How Can I Check My Credit Score?
Checking your credit score is extremely easy. The three main credit bureaus, Experian, Equifax, and TransUnion, all provide credit scores. Once a year, you can see your credit score for free from each of these companies. In total, you can view your credit score 3 times a year for free.
If you need to check your credit score more than 3 times a year, you can still check it. After your 3 free checks, you can pay an additional cost to these three credit bureaus to see your score again. Being on top of your credit score is important. If you are struggling to keep a good credit score, checking more than 3 times a year could be beneficial to you and you should consider paying for additional credit score checks. You can also check your scores through services such as the Credit Karma app or Credit Sesame, oftentimes for free.
Checking your credit score is extremely important. For one, you want to be able to see your creditworthiness to know if you need to make changes. If your credit score is low, you know you need to make changes to improve it. Seeing your credit report and knowing exactly what has been lowering your score is extremely beneficial. Likewise, if you are good about making your payments, you can check your credit score to see if your lender has been reporting your successful payments to the credit bureaus. If they haven’t, you will be able to see your credit report and then ask your lender to start reporting your good payments. Overall, checking your credit score and credit report periodically is not convenient; it’s very important. Make use of these 3 free checks every year to ensure you are on the right track to good creditworthiness.
What’s a Good Credit Score?

→ **MATERIAL FOR THE TASK**:

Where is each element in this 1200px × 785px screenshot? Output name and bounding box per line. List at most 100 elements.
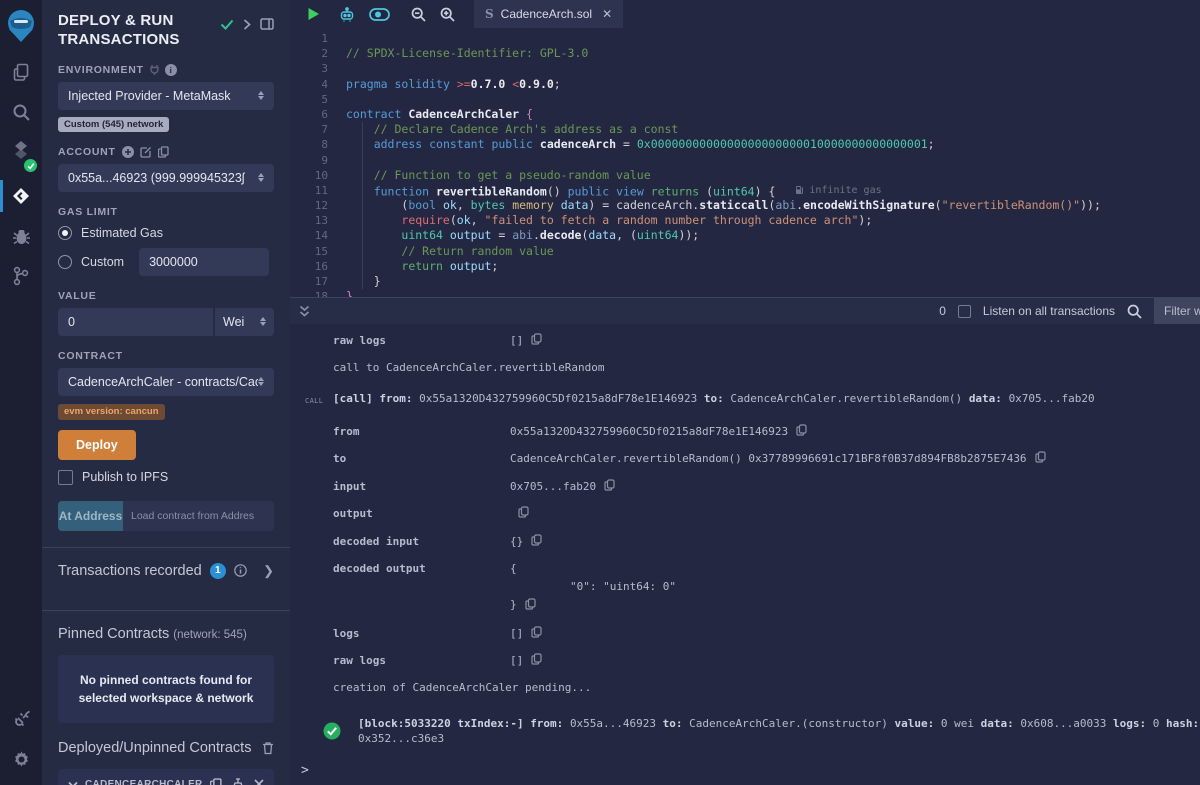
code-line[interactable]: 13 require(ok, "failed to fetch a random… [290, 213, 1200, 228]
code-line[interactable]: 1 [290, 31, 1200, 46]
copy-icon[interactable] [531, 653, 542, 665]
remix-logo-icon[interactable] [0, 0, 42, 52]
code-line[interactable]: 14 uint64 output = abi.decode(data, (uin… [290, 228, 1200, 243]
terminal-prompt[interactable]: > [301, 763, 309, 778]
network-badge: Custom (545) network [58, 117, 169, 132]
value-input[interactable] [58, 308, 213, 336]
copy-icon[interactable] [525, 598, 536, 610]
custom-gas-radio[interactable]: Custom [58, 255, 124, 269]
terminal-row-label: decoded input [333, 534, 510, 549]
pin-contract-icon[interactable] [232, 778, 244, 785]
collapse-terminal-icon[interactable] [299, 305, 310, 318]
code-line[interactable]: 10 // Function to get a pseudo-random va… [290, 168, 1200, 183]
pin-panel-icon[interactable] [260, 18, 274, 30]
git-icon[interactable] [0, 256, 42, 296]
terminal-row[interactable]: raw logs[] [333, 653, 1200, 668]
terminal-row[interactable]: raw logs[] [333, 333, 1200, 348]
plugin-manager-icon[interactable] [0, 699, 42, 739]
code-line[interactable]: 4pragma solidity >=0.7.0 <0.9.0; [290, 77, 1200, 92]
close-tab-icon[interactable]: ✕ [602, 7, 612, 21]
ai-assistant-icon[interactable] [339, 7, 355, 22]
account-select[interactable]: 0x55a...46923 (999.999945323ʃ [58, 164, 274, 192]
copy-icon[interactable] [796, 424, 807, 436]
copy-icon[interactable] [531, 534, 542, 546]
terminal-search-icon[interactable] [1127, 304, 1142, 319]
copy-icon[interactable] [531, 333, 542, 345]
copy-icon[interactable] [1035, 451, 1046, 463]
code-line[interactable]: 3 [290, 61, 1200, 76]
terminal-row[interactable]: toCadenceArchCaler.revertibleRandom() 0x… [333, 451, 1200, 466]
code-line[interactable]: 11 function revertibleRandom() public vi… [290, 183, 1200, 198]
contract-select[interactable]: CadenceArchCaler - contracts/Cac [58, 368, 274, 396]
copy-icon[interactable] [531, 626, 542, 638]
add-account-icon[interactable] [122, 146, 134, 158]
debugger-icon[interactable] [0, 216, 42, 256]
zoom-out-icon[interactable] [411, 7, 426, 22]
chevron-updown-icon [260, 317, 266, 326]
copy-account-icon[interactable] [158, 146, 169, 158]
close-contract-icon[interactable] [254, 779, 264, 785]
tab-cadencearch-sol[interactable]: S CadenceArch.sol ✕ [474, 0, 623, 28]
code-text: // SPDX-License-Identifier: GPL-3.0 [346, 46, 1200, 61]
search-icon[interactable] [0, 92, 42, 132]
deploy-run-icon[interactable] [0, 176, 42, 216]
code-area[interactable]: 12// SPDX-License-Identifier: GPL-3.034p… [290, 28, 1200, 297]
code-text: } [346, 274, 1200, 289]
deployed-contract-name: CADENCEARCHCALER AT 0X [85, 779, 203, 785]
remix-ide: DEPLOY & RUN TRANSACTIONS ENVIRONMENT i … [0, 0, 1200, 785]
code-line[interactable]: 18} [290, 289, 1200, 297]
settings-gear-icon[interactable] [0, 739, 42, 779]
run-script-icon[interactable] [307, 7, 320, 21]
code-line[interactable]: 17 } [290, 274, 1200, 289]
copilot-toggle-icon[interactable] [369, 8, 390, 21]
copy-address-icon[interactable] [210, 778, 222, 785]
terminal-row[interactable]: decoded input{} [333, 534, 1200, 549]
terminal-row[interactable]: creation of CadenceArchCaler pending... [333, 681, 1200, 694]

→ **CHALLENGES**:
A: In the records, starting at the line that contains "213, 1200, 228]" and ending at the line that contains "451, 1200, 466]", rename "code-line" to "editor-line" and give those lines again with nothing else altered.
B: Can you take the credit score article further, picking up right after its last line?

→ **THE RESULTS**:
A:
editor-line[interactable]: 13 require(ok, "failed to fetch a random… [290, 213, 1200, 228]
editor-line[interactable]: 1 [290, 31, 1200, 46]
copy-icon[interactable] [531, 653, 542, 665]
remix-logo-icon[interactable] [0, 0, 42, 52]
editor-line[interactable]: 14 uint64 output = abi.decode(data, (uin… [290, 228, 1200, 243]
terminal-prompt[interactable]: > [301, 763, 309, 778]
network-badge: Custom (545) network [58, 117, 169, 132]
value-input[interactable] [58, 308, 213, 336]
copy-icon[interactable] [525, 598, 536, 610]
custom-gas-radio[interactable]: Custom [58, 255, 124, 269]
terminal-row-label: decoded input [333, 534, 510, 549]
pin-contract-icon[interactable] [232, 778, 244, 785]
collapse-terminal-icon[interactable] [299, 305, 310, 318]
editor-line[interactable]: 10 // Function to get a pseudo-random va… [290, 168, 1200, 183]
pin-panel-icon[interactable] [260, 18, 274, 30]
git-icon[interactable] [0, 256, 42, 296]
terminal-row[interactable]: raw logs[] [333, 653, 1200, 668]
terminal-row[interactable]: raw logs[] [333, 333, 1200, 348]
plugin-manager-icon[interactable] [0, 699, 42, 739]
editor-line[interactable]: 4pragma solidity >=0.7.0 <0.9.0; [290, 77, 1200, 92]
close-tab-icon[interactable]: ✕ [602, 7, 612, 21]
ai-assistant-icon[interactable] [339, 7, 355, 22]
account-select[interactable]: 0x55a...46923 (999.999945323ʃ [58, 164, 274, 192]
copy-icon[interactable] [796, 424, 807, 436]
copy-icon[interactable] [531, 534, 542, 546]
terminal-search-icon[interactable] [1127, 304, 1142, 319]
copy-icon[interactable] [531, 333, 542, 345]
copy-icon[interactable] [1035, 451, 1046, 463]
editor-line[interactable]: 3 [290, 61, 1200, 76]
terminal-row[interactable]: toCadenceArchCaler.revertibleRandom() 0x… [333, 451, 1200, 466]

B:
A good credit score entails that you are less of a risky investment for a lender. While it varies from lender to lender, a good credit score starts from about 680-740. Statistically, about 8% of lenders in this credit score range default on their payments. This is a relatively low percentage and those with this credit score are seen as a reasonably safe borrower. With a credit score in this range, you are unlikely to be denied on most of your loan and credit requests. However, you will usually get average loan terms compared to those with higher credit scores such as the 800 range.
What’s a Bad Score?
A bad score is generally anything that is under 680. If you fall under this benchmark, your credit score is known as “subprime” and you are thrown into a “subprime lender” category. You are seen as a riskier investment as a subprime lender and you will have a harder time getting access to the loans you want with the rates you want as well.
Why Is My Credit Score Important?
You now know what your credit score is, what affects it, and how you can view it, but why is it even important in the first place? Why is a 3 digit number worth always checking on and worrying about?
Your credit score is one of the most important aspects to getting a loan or a new line of credit. Your credit score can determine whether a lender wants to give you money or not. If you are in a dire situation and are in need of some cash, having a good credit score is extremely important. If you have a lower score, your lender will be less likely to loan to you and you could be without your much needed funds.
Fortunately, there are many lenders that still loan to those with a poor credit score, like Possible, where we offer the best alternative to traditional payday loans and installment loans to customers with poor or no credit history. On the flip side, most lenders that offer loans and credit to these customers oftentimes offer very unfavorable terms such as single payment, high APRs, and late penalties. Borrowers with low scores are seen as riskier, as loan defaults and low credit scores are closely correlated. To help recoup some of these losses, these lenders charge higher APRs than if you had a higher score. This means the lower your score, the more you could end up paying on loans.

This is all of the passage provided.